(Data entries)
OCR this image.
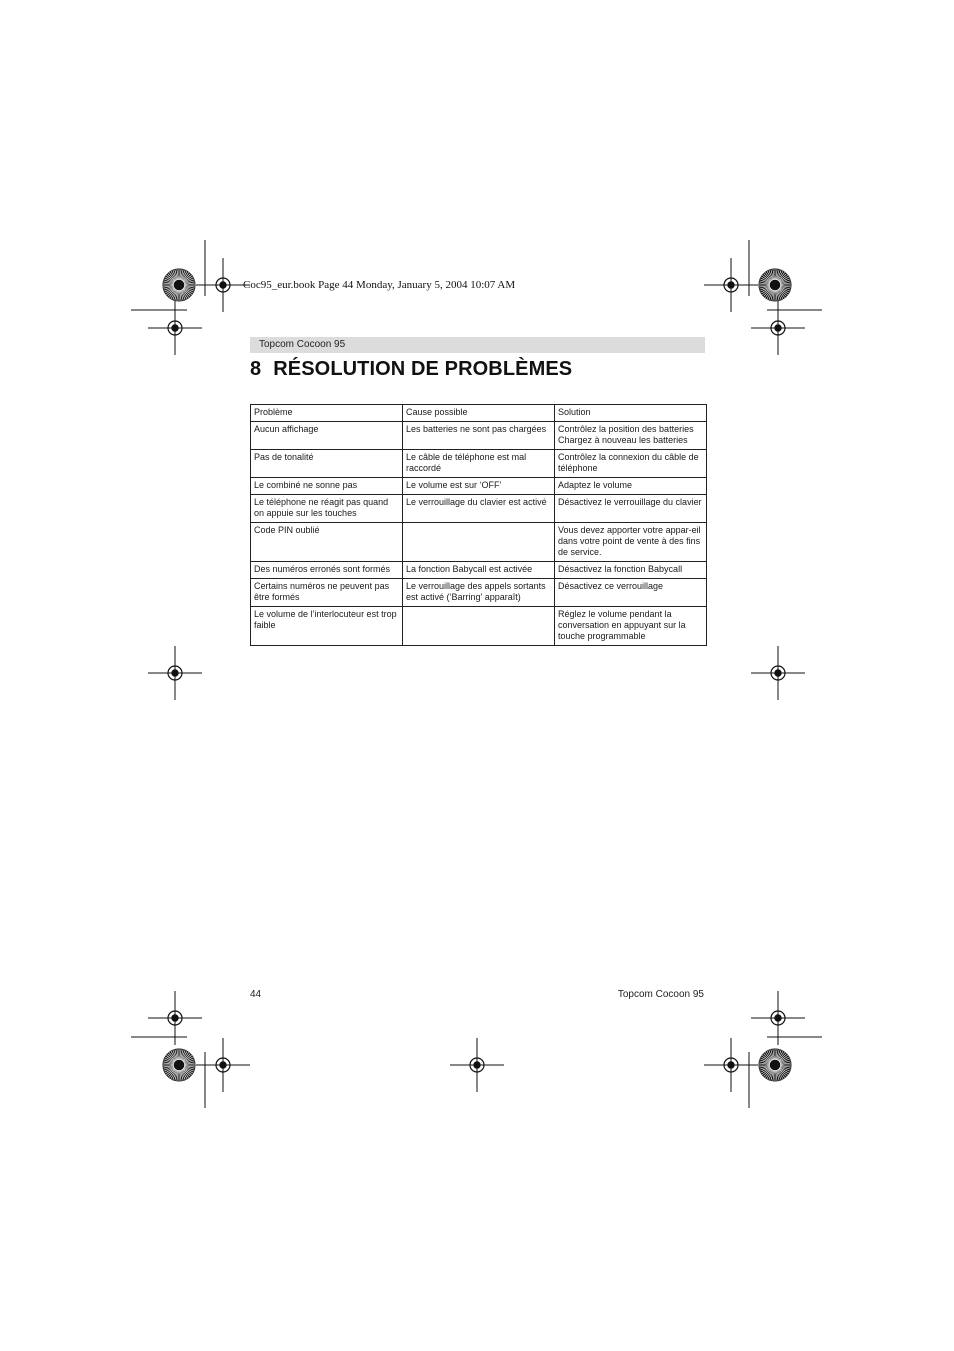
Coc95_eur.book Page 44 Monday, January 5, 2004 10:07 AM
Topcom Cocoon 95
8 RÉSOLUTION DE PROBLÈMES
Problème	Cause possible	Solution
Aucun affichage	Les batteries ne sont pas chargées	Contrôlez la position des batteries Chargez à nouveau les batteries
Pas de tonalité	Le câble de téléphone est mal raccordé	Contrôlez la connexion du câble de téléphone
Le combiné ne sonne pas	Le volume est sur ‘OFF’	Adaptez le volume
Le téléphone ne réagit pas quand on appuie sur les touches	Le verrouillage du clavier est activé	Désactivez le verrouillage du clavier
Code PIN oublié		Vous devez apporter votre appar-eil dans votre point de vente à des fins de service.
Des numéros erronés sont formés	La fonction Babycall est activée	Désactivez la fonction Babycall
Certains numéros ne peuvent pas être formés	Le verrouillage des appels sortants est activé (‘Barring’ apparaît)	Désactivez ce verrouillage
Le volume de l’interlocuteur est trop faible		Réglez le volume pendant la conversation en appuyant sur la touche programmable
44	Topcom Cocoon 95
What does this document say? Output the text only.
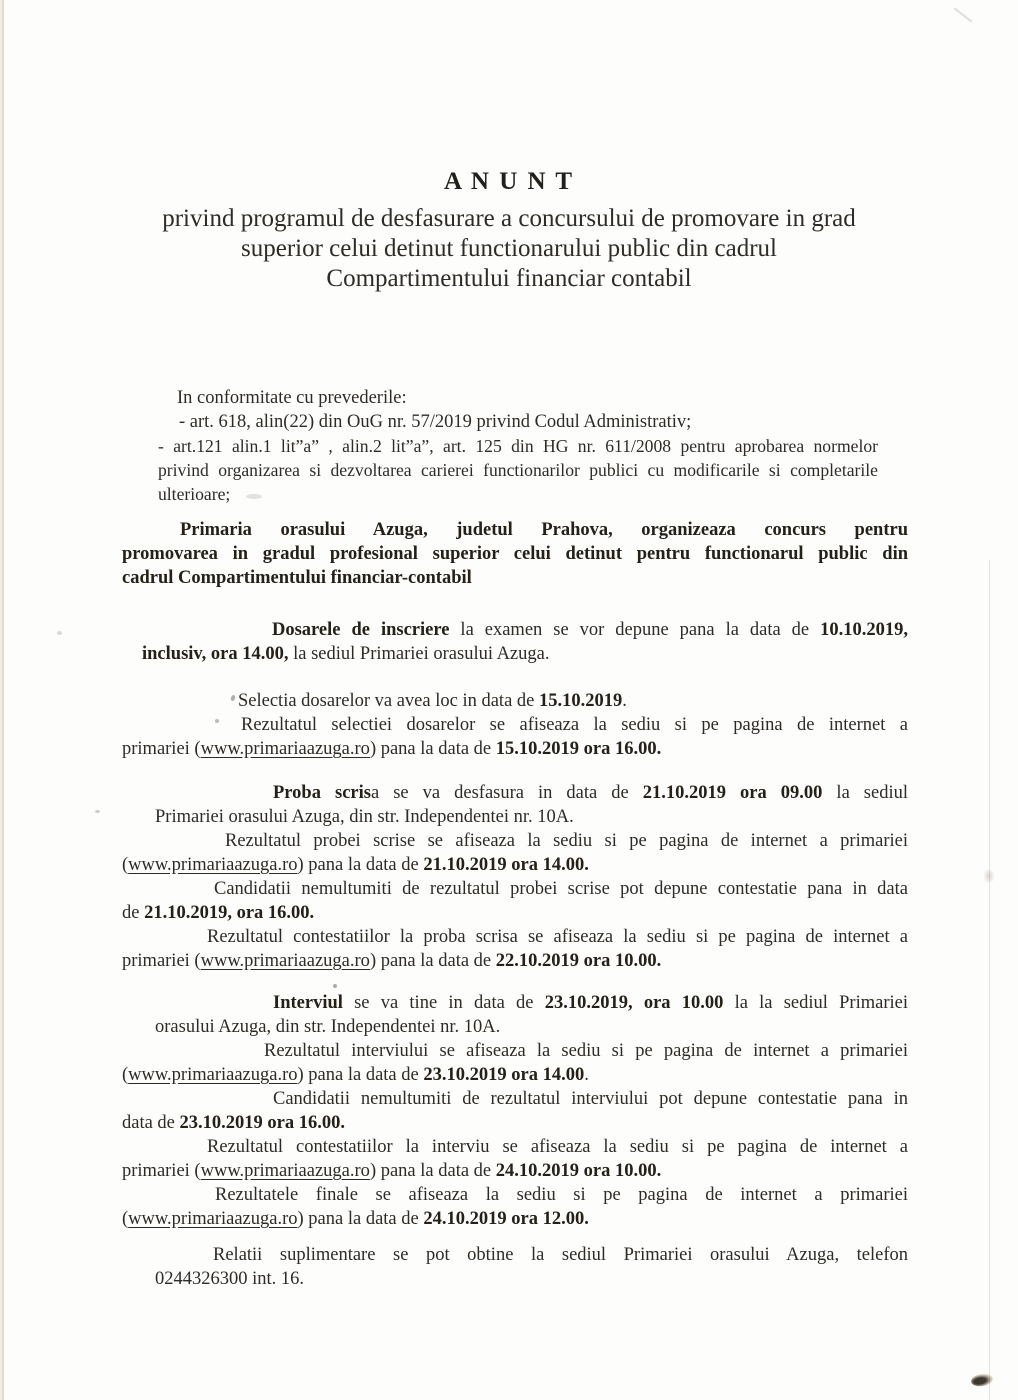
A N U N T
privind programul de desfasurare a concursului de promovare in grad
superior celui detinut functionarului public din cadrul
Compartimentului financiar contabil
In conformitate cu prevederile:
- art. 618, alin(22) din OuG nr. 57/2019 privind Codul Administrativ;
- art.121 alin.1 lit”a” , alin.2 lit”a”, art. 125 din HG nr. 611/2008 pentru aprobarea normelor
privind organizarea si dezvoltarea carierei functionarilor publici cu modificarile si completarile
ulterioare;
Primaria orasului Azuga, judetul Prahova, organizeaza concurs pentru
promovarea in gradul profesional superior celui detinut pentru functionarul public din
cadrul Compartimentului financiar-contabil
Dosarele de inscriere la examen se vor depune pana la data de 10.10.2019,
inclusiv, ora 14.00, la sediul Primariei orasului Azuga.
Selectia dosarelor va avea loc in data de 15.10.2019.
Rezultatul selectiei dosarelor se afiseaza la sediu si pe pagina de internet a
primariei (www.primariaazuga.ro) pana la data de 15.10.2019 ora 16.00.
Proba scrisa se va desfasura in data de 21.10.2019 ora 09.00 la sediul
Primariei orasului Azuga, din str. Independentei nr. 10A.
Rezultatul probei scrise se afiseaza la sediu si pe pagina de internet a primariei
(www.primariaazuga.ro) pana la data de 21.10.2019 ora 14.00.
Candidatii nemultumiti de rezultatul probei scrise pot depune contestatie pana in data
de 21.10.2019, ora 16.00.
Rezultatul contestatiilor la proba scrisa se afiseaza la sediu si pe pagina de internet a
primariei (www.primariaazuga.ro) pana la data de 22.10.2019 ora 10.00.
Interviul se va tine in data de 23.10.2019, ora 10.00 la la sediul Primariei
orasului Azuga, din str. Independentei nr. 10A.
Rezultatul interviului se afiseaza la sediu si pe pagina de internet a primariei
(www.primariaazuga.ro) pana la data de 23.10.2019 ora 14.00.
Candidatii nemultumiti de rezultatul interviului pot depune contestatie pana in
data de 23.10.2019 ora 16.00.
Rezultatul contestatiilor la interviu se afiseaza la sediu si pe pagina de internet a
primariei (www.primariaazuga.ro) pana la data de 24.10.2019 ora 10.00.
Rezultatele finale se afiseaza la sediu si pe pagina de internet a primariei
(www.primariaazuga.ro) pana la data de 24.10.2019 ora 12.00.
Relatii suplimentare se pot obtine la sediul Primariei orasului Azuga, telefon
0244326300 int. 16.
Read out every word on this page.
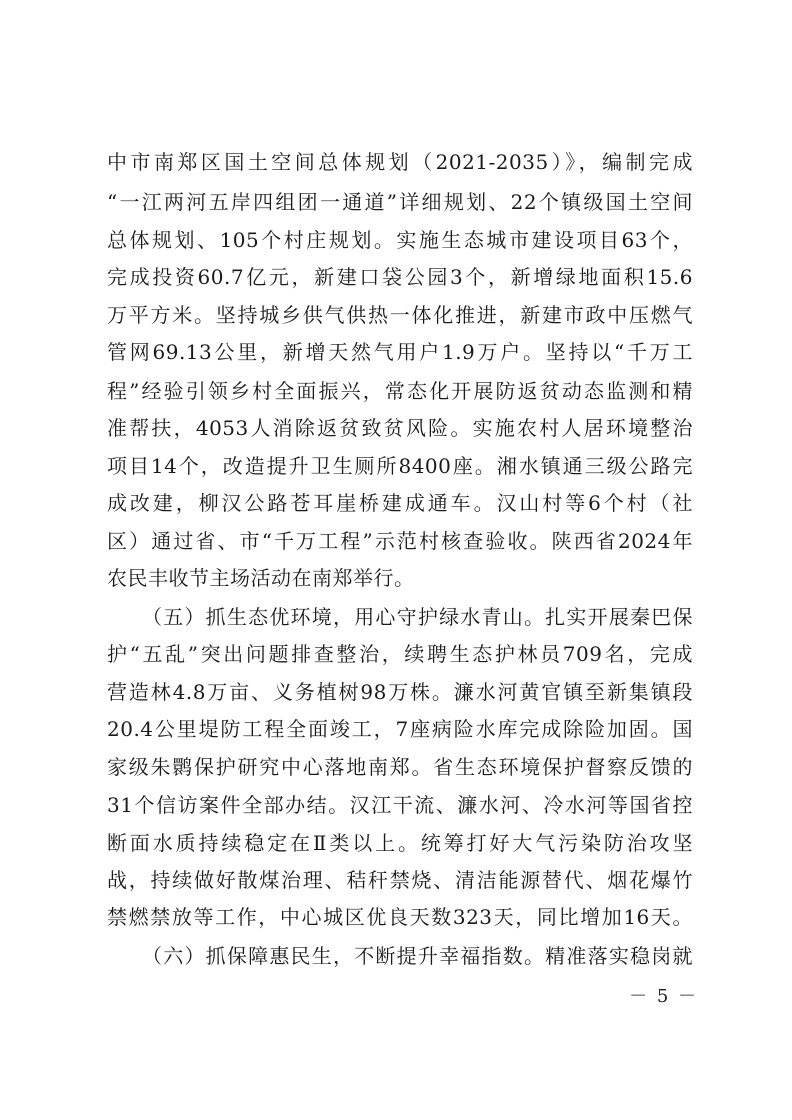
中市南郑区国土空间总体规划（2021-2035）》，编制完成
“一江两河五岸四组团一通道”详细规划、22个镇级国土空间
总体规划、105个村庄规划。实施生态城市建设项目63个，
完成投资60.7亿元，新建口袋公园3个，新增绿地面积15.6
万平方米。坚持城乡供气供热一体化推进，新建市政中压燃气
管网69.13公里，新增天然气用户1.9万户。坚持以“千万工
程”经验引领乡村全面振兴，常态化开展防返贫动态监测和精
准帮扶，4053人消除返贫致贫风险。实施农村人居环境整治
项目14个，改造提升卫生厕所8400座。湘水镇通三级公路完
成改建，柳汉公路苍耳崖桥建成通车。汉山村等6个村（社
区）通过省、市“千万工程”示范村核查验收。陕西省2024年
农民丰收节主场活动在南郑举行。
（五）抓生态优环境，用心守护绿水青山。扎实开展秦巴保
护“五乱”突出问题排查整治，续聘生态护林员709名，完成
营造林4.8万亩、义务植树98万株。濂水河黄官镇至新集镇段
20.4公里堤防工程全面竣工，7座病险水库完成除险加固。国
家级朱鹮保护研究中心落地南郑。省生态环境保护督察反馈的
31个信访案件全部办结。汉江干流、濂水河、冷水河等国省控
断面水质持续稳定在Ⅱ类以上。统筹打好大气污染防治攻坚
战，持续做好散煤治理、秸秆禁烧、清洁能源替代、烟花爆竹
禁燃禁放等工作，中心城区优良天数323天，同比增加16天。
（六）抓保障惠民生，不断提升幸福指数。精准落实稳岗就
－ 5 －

■ WORK INSTRUCTIONS
Leave out the pictures and output every record above precisely as given.

■ EXPECTED ANSWER
OCR this image.
Coc95_eur.book Page 44 Monday, January 5, 2004 10:07 AM
Topcom Cocoon 95
8 RÉSOLUTION DE PROBLÈMES
Problème	Cause possible	Solution
Aucun affichage	Les batteries ne sont pas chargées	Contrôlez la position des batteries Chargez à nouveau les batteries
Pas de tonalité	Le câble de téléphone est mal raccordé	Contrôlez la connexion du câble de téléphone
Le combiné ne sonne pas	Le volume est sur ‘OFF’	Adaptez le volume
Le téléphone ne réagit pas quand on appuie sur les touches	Le verrouillage du clavier est activé	Désactivez le verrouillage du clavier
Code PIN oublié		Vous devez apporter votre appar-eil dans votre point de vente à des fins de service.
Des numéros erronés sont formés	La fonction Babycall est activée	Désactivez la fonction Babycall
Certains numéros ne peuvent pas être formés	Le verrouillage des appels sortants est activé (‘Barring’ apparaît)	Désactivez ce verrouillage
Le volume de l’interlocuteur est trop faible		Réglez le volume pendant la conversation en appuyant sur la touche programmable
44	Topcom Cocoon 95
What does this document say? Output the text only.
A N U N T
privind programul de desfasurare a concursului de promovare in grad
superior celui detinut functionarului public din cadrul
Compartimentului financiar contabil
In conformitate cu prevederile:
- art. 618, alin(22) din OuG nr. 57/2019 privind Codul Administrativ;
- art.121 alin.1 lit”a” , alin.2 lit”a”, art. 125 din HG nr. 611/2008 pentru aprobarea normelor
privind organizarea si dezvoltarea carierei functionarilor publici cu modificarile si completarile
ulterioare;
Primaria orasului Azuga, judetul Prahova, organizeaza concurs pentru
promovarea in gradul profesional superior celui detinut pentru functionarul public din
cadrul Compartimentului financiar-contabil
Dosarele de inscriere la examen se vor depune pana la data de 10.10.2019,
inclusiv, ora 14.00, la sediul Primariei orasului Azuga.
Selectia dosarelor va avea loc in data de 15.10.2019.
Rezultatul selectiei dosarelor se afiseaza la sediu si pe pagina de internet a
primariei (www.primariaazuga.ro) pana la data de 15.10.2019 ora 16.00.
Proba scrisa se va desfasura in data de 21.10.2019 ora 09.00 la sediul
Primariei orasului Azuga, din str. Independentei nr. 10A.
Rezultatul probei scrise se afiseaza la sediu si pe pagina de internet a primariei
(www.primariaazuga.ro) pana la data de 21.10.2019 ora 14.00.
Candidatii nemultumiti de rezultatul probei scrise pot depune contestatie pana in data
de 21.10.2019, ora 16.00.
Rezultatul contestatiilor la proba scrisa se afiseaza la sediu si pe pagina de internet a
primariei (www.primariaazuga.ro) pana la data de 22.10.2019 ora 10.00.
Interviul se va tine in data de 23.10.2019, ora 10.00 la la sediul Primariei
orasului Azuga, din str. Independentei nr. 10A.
Rezultatul interviului se afiseaza la sediu si pe pagina de internet a primariei
(www.primariaazuga.ro) pana la data de 23.10.2019 ora 14.00.
Candidatii nemultumiti de rezultatul interviului pot depune contestatie pana in
data de 23.10.2019 ora 16.00.
Rezultatul contestatiilor la interviu se afiseaza la sediu si pe pagina de internet a
primariei (www.primariaazuga.ro) pana la data de 24.10.2019 ora 10.00.
Rezultatele finale se afiseaza la sediu si pe pagina de internet a primariei
(www.primariaazuga.ro) pana la data de 24.10.2019 ora 12.00.
Relatii suplimentare se pot obtine la sediul Primariei orasului Azuga, telefon
0244326300 int. 16.
Read out every word on this page.
中市南郑区国土空间总体规划（2021-2035）》，编制完成
“一江两河五岸四组团一通道”详细规划、22个镇级国土空间
总体规划、105个村庄规划。实施生态城市建设项目63个，
完成投资60.7亿元，新建口袋公园3个，新增绿地面积15.6
万平方米。坚持城乡供气供热一体化推进，新建市政中压燃气
管网69.13公里，新增天然气用户1.9万户。坚持以“千万工
程”经验引领乡村全面振兴，常态化开展防返贫动态监测和精
准帮扶，4053人消除返贫致贫风险。实施农村人居环境整治
项目14个，改造提升卫生厕所8400座。湘水镇通三级公路完
成改建，柳汉公路苍耳崖桥建成通车。汉山村等6个村（社
区）通过省、市“千万工程”示范村核查验收。陕西省2024年
农民丰收节主场活动在南郑举行。
（五）抓生态优环境，用心守护绿水青山。扎实开展秦巴保
护“五乱”突出问题排查整治，续聘生态护林员709名，完成
营造林4.8万亩、义务植树98万株。濂水河黄官镇至新集镇段
20.4公里堤防工程全面竣工，7座病险水库完成除险加固。国
家级朱鹮保护研究中心落地南郑。省生态环境保护督察反馈的
31个信访案件全部办结。汉江干流、濂水河、冷水河等国省控
断面水质持续稳定在Ⅱ类以上。统筹打好大气污染防治攻坚
战，持续做好散煤治理、秸秆禁烧、清洁能源替代、烟花爆竹
禁燃禁放等工作，中心城区优良天数323天，同比增加16天。
（六）抓保障惠民生，不断提升幸福指数。精准落实稳岗就
－ 5 －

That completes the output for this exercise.